● **Exercise**: Note each line where "name" appears, and copy it.

[Figure record extracts]
------------------------------------------------------------

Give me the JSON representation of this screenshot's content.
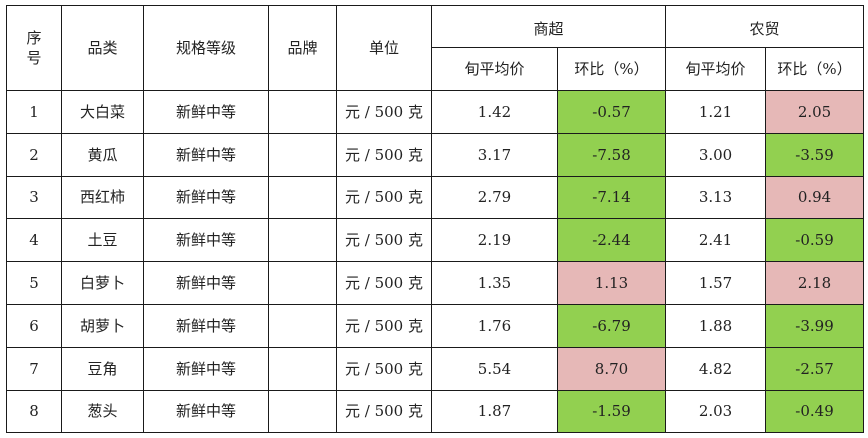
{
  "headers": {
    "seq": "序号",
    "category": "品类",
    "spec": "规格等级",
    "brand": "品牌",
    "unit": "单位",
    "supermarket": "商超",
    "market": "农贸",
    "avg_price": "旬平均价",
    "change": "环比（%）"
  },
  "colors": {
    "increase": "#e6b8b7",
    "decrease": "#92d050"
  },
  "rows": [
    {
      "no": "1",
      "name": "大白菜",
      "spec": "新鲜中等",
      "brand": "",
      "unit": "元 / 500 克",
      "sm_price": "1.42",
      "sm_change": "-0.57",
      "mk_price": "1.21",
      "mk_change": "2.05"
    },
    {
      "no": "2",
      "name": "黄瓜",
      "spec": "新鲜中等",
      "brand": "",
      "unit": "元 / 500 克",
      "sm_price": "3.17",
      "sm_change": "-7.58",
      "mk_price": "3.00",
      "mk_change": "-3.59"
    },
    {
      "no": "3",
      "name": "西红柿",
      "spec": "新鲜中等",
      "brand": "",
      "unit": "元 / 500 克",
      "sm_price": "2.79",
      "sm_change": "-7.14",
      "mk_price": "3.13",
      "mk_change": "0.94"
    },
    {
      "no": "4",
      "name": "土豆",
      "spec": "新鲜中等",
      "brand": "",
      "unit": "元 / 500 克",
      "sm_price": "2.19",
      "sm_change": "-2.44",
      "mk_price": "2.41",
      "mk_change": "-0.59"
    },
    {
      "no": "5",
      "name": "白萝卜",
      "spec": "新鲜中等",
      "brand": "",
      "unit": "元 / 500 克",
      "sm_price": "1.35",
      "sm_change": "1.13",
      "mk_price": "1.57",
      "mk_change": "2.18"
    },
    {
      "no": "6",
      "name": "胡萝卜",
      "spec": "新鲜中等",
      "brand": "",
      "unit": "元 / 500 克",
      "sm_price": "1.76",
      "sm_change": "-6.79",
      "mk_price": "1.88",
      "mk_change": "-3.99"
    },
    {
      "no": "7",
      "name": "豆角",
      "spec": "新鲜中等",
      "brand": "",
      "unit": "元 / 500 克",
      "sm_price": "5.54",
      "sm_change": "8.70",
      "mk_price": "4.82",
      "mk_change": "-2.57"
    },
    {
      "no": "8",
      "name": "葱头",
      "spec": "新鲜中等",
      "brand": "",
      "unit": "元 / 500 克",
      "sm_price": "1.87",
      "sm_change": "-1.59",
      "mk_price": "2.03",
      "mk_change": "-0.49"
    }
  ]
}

------------------------------------------------------------

● **Answer for the task**:
      "name": "大白菜",
      "name": "黄瓜",
      "name": "西红柿",
      "name": "土豆",
      "name": "白萝卜",
      "name": "胡萝卜",
      "name": "豆角",
      "name": "葱头",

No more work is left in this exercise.